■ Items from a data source

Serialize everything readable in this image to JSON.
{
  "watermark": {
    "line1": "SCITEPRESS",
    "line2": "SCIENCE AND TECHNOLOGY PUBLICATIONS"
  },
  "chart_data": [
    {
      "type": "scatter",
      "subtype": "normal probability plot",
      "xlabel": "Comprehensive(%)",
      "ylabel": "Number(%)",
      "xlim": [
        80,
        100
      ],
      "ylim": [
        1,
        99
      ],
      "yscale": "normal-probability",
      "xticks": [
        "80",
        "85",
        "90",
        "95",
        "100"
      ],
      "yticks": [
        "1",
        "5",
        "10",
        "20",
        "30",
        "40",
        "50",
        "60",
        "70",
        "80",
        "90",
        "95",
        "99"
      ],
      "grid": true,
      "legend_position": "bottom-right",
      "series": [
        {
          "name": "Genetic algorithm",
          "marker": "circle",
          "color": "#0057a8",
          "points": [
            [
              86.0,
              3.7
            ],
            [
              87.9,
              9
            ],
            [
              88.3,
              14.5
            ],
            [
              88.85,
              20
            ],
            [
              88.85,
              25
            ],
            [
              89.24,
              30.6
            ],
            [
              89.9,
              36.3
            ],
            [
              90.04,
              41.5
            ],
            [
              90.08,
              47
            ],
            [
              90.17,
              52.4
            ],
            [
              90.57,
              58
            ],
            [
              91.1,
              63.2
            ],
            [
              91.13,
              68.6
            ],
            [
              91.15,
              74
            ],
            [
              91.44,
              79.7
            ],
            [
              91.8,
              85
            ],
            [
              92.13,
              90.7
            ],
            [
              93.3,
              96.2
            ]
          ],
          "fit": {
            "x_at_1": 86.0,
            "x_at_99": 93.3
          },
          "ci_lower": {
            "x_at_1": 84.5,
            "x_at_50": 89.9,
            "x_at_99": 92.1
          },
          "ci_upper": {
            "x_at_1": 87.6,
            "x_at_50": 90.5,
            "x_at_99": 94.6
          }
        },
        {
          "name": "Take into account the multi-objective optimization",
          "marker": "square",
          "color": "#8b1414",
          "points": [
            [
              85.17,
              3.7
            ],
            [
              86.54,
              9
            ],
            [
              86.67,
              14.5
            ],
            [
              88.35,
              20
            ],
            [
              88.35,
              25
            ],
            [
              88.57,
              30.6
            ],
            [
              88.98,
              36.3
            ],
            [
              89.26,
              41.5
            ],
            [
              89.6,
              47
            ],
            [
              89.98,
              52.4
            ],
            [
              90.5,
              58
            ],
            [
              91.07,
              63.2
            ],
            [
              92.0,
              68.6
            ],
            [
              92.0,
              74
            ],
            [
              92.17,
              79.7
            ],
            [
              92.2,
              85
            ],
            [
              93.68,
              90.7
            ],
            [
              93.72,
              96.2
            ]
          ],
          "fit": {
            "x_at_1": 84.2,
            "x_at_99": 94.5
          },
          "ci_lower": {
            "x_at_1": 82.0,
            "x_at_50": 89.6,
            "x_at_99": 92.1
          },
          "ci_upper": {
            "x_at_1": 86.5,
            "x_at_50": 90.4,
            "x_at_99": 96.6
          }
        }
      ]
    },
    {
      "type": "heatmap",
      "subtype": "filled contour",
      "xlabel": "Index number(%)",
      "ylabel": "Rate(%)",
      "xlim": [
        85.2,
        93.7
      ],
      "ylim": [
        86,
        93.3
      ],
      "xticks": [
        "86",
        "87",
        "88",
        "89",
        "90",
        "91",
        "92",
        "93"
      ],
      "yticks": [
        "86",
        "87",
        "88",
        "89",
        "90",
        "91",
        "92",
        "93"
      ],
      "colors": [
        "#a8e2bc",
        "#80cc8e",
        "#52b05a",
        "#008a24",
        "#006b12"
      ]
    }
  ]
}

■ Request
Output every record above exactly as it appears.

■ Complete output
Serialize everything readable in this image to JSON.
{
  "watermark": {
    "line1": "SCITEPRESS",
    "line2": "SCIENCE AND TECHNOLOGY PUBLICATIONS"
  },
  "chart_data": [
    {
      "type": "scatter",
      "subtype": "normal probability plot",
      "xlabel": "Comprehensive(%)",
      "ylabel": "Number(%)",
      "xlim": [
        80,
        100
      ],
      "ylim": [
        1,
        99
      ],
      "yscale": "normal-probability",
      "xticks": [
        "80",
        "85",
        "90",
        "95",
        "100"
      ],
      "yticks": [
        "1",
        "5",
        "10",
        "20",
        "30",
        "40",
        "50",
        "60",
        "70",
        "80",
        "90",
        "95",
        "99"
      ],
      "grid": true,
      "legend_position": "bottom-right",
      "series": [
        {
          "name": "Genetic algorithm",
          "marker": "circle",
          "color": "#0057a8",
          "points": [
            [
              86.0,
              3.7
            ],
            [
              87.9,
              9
            ],
            [
              88.3,
              14.5
            ],
            [
              88.85,
              20
            ],
            [
              88.85,
              25
            ],
            [
              89.24,
              30.6
            ],
            [
              89.9,
              36.3
            ],
            [
              90.04,
              41.5
            ],
            [
              90.08,
              47
            ],
            [
              90.17,
              52.4
            ],
            [
              90.57,
              58
            ],
            [
              91.1,
              63.2
            ],
            [
              91.13,
              68.6
            ],
            [
              91.15,
              74
            ],
            [
              91.44,
              79.7
            ],
            [
              91.8,
              85
            ],
            [
              92.13,
              90.7
            ],
            [
              93.3,
              96.2
            ]
          ],
          "fit": {
            "x_at_1": 86.0,
            "x_at_99": 93.3
          },
          "ci_lower": {
            "x_at_1": 84.5,
            "x_at_50": 89.9,
            "x_at_99": 92.1
          },
          "ci_upper": {
            "x_at_1": 87.6,
            "x_at_50": 90.5,
            "x_at_99": 94.6
          }
        },
        {
          "name": "Take into account the multi-objective optimization",
          "marker": "square",
          "color": "#8b1414",
          "points": [
            [
              85.17,
              3.7
            ],
            [
              86.54,
              9
            ],
            [
              86.67,
              14.5
            ],
            [
              88.35,
              20
            ],
            [
              88.35,
              25
            ],
            [
              88.57,
              30.6
            ],
            [
              88.98,
              36.3
            ],
            [
              89.26,
              41.5
            ],
            [
              89.6,
              47
            ],
            [
              89.98,
              52.4
            ],
            [
              90.5,
              58
            ],
            [
              91.07,
              63.2
            ],
            [
              92.0,
              68.6
            ],
            [
              92.0,
              74
            ],
            [
              92.17,
              79.7
            ],
            [
              92.2,
              85
            ],
            [
              93.68,
              90.7
            ],
            [
              93.72,
              96.2
            ]
          ],
          "fit": {
            "x_at_1": 84.2,
            "x_at_99": 94.5
          },
          "ci_lower": {
            "x_at_1": 82.0,
            "x_at_50": 89.6,
            "x_at_99": 92.1
          },
          "ci_upper": {
            "x_at_1": 86.5,
            "x_at_50": 90.4,
            "x_at_99": 96.6
          }
        }
      ]
    },
    {
      "type": "heatmap",
      "subtype": "filled contour",
      "xlabel": "Index number(%)",
      "ylabel": "Rate(%)",
      "xlim": [
        85.2,
        93.7
      ],
      "ylim": [
        86,
        93.3
      ],
      "xticks": [
        "86",
        "87",
        "88",
        "89",
        "90",
        "91",
        "92",
        "93"
      ],
      "yticks": [
        "86",
        "87",
        "88",
        "89",
        "90",
        "91",
        "92",
        "93"
      ],
      "colors": [
        "#a8e2bc",
        "#80cc8e",
        "#52b05a",
        "#008a24",
        "#006b12"
      ]
    }
  ]
}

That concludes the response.